Figure data in JSON:
===
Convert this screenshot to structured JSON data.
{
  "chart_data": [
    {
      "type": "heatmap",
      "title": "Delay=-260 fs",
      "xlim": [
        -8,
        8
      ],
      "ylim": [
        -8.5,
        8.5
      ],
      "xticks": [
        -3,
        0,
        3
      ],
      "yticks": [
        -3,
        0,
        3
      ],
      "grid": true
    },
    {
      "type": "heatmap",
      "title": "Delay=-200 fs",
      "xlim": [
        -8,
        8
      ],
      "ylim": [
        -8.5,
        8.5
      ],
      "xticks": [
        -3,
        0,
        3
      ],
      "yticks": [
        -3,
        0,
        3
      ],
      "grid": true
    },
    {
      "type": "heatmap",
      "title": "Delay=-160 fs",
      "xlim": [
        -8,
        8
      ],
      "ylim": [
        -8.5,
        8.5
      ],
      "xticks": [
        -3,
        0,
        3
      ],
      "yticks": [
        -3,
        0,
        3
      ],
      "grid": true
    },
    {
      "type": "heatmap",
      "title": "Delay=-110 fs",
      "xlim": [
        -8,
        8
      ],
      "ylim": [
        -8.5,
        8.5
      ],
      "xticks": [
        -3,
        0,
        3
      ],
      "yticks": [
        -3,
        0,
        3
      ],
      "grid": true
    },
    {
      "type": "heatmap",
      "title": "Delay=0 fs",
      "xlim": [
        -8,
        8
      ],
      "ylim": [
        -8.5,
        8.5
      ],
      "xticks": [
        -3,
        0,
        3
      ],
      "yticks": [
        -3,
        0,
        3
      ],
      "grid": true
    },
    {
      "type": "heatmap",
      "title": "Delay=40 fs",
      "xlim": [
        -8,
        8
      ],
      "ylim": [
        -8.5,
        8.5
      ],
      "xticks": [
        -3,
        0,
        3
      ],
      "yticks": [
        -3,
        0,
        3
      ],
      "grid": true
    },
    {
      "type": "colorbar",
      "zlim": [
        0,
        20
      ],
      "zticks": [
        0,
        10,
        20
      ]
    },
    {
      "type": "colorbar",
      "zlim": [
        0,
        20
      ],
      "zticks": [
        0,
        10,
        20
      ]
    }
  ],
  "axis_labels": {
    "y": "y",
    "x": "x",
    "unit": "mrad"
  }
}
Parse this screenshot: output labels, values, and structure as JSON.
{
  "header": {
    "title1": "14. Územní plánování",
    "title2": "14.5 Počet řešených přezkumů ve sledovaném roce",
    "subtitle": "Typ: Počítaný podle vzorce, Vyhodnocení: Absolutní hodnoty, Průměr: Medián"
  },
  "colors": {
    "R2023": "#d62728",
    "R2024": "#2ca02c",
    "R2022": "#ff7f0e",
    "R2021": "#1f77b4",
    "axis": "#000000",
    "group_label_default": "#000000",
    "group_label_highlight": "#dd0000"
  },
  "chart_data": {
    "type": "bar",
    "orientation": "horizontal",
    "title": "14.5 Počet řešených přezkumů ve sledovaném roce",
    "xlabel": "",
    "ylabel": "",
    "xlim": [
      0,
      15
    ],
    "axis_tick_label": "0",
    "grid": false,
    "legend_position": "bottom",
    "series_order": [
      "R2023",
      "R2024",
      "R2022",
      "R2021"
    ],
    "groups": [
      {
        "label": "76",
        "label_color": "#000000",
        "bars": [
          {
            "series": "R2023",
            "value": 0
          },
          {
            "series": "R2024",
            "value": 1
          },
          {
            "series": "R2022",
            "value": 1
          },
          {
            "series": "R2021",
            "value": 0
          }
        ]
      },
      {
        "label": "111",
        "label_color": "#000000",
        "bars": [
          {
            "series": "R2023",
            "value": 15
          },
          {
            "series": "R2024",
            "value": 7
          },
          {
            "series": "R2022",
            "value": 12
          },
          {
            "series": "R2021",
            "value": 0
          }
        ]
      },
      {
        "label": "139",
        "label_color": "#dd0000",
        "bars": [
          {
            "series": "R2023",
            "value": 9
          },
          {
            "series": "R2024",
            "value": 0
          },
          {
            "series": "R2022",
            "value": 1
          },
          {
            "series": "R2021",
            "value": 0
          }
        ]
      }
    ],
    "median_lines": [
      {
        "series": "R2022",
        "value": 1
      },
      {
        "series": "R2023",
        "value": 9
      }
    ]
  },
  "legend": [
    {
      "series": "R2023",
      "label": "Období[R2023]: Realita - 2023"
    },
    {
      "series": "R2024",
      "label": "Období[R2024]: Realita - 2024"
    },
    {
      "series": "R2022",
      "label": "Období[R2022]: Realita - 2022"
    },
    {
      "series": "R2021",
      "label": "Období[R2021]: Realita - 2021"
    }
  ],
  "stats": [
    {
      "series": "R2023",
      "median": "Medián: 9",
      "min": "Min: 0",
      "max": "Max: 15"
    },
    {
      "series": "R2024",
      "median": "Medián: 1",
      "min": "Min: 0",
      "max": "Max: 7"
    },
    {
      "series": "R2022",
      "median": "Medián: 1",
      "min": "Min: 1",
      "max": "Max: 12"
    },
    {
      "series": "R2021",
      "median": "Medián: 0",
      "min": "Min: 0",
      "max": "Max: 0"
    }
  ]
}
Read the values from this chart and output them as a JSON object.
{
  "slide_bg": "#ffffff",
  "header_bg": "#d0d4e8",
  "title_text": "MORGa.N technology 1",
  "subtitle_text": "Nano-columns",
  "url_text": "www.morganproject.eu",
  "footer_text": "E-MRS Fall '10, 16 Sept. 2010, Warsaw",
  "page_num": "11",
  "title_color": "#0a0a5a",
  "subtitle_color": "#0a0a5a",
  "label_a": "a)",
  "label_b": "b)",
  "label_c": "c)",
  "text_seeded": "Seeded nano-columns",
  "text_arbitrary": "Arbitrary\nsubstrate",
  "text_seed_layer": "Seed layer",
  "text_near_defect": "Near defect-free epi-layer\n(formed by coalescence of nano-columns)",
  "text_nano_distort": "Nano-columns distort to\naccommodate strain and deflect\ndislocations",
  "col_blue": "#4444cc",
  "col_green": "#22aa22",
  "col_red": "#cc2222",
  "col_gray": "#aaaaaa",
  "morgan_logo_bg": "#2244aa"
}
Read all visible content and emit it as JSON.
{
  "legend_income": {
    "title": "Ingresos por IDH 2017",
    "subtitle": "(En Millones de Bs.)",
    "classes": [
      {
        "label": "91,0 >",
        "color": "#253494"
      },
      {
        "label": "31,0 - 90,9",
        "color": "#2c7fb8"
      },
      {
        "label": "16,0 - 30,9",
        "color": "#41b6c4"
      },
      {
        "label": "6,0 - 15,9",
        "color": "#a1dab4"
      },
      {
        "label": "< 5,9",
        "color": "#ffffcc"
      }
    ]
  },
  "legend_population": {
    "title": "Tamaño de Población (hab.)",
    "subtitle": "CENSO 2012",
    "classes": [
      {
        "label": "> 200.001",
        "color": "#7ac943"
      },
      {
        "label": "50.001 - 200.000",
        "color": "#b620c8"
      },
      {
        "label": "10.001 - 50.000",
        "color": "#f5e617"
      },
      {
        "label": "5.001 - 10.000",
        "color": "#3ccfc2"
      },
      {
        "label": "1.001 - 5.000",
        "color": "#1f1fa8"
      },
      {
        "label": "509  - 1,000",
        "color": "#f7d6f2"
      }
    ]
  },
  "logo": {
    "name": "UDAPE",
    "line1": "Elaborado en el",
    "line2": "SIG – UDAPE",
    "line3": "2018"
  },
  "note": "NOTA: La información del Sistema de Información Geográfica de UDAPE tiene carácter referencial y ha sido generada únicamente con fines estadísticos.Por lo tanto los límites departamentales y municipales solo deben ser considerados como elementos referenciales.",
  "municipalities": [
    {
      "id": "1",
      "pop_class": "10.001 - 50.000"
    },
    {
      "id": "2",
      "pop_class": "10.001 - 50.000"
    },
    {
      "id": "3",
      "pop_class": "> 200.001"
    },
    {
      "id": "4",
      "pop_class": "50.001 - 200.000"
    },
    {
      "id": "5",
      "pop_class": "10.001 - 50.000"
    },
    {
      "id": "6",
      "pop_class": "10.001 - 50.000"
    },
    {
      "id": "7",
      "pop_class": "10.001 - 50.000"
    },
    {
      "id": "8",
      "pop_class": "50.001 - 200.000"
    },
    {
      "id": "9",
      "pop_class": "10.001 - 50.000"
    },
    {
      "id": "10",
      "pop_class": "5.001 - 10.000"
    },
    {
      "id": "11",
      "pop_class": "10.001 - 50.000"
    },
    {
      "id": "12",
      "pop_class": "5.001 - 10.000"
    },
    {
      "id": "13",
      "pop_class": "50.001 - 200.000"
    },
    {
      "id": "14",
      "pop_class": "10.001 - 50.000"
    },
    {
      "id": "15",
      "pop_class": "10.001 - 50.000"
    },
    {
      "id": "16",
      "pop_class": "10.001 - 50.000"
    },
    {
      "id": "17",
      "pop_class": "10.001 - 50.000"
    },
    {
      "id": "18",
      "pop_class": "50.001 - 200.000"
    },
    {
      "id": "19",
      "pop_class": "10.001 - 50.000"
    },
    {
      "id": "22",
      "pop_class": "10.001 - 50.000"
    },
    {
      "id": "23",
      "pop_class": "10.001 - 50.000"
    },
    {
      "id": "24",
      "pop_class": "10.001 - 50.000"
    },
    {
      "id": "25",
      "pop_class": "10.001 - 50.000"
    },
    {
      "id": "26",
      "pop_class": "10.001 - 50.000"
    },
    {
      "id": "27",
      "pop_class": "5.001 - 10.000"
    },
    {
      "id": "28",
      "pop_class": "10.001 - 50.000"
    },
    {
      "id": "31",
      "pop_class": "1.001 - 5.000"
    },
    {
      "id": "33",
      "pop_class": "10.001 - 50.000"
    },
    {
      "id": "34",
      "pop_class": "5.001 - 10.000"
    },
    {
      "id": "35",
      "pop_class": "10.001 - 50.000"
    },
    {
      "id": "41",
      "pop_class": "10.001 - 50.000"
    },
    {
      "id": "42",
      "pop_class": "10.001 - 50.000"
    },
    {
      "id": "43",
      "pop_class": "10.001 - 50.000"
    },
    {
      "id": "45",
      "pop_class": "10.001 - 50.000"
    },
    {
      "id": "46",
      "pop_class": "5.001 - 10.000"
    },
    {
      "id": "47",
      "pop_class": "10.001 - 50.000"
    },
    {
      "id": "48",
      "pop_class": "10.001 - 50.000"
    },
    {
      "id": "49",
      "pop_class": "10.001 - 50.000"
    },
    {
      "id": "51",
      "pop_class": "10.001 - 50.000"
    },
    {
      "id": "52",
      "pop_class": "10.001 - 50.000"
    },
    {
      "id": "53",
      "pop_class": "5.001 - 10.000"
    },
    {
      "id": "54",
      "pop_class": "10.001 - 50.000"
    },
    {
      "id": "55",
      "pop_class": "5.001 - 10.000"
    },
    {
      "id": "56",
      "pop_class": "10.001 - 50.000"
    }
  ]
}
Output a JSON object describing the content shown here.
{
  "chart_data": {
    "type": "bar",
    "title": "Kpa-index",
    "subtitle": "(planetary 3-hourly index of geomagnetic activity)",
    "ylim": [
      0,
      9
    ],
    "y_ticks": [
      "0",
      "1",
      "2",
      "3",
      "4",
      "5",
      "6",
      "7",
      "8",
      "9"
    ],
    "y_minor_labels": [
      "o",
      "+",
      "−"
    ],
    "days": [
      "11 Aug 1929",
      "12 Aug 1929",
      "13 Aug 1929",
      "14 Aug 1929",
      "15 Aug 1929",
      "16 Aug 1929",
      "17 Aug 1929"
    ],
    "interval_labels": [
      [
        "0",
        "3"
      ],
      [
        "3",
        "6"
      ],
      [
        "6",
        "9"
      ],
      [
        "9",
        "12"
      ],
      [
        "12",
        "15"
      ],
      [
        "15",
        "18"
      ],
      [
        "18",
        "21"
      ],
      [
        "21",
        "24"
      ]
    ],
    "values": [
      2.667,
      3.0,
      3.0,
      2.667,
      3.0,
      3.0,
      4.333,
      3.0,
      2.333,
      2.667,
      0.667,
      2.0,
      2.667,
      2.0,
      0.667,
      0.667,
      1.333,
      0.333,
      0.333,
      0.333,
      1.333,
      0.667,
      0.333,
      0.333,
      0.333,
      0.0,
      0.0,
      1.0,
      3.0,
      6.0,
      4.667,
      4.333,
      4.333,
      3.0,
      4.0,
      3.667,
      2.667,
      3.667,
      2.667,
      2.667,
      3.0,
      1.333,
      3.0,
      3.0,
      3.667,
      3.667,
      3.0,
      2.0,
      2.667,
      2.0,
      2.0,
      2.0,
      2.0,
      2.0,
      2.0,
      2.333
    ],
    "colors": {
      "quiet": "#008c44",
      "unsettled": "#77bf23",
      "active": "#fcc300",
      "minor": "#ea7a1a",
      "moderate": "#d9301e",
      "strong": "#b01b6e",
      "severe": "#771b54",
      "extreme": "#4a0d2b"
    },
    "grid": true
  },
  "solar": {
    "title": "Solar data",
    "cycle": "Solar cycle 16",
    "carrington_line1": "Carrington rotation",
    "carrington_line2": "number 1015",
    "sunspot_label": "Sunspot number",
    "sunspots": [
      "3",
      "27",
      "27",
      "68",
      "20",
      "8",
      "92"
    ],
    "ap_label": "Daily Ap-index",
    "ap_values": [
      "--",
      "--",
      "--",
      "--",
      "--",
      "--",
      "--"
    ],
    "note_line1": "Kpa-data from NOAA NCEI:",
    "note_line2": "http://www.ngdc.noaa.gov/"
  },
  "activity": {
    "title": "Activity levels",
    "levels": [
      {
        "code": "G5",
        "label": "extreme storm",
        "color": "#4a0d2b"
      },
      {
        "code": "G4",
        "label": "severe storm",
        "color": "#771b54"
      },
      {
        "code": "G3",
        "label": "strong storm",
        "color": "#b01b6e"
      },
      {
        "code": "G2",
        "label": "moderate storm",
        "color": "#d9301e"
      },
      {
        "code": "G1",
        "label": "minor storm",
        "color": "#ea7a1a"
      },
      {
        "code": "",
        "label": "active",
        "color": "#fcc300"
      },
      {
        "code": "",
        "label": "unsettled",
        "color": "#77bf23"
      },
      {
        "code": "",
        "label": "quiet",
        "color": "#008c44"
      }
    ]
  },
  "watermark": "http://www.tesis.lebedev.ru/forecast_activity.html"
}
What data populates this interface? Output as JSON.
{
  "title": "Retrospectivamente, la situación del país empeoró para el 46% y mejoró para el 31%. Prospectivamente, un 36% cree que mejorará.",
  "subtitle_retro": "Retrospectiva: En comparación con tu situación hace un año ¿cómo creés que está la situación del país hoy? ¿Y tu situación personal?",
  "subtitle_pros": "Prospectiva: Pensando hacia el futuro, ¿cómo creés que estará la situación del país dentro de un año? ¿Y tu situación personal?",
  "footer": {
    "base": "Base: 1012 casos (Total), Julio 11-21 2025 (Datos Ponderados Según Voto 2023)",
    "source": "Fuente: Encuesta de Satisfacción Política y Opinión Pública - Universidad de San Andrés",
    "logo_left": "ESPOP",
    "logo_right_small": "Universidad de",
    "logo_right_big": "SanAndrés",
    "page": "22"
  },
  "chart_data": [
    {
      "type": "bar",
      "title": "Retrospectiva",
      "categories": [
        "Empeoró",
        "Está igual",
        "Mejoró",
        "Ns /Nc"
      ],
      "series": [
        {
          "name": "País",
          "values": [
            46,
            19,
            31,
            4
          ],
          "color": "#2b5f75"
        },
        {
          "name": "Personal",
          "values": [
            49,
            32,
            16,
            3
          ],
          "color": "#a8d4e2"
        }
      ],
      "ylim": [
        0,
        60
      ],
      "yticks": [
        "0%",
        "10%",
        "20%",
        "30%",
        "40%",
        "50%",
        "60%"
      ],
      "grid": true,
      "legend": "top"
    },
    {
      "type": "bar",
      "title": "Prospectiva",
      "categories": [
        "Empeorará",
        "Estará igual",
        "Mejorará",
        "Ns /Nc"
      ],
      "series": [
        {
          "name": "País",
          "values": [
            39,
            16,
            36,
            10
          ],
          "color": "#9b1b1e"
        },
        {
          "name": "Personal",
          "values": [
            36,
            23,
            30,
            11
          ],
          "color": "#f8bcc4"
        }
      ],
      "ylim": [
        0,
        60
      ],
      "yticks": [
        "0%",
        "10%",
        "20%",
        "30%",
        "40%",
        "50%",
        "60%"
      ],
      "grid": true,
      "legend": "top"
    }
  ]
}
===
◆ **Problem to solve**: Track down every line holding the string "sledovaném" and copy it.

◆ **Correct output**:
    "title2": "14.5 Počet řešených přezkumů ve sledovaném roce",
    "title": "14.5 Počet řešených přezkumů ve sledovaném roce",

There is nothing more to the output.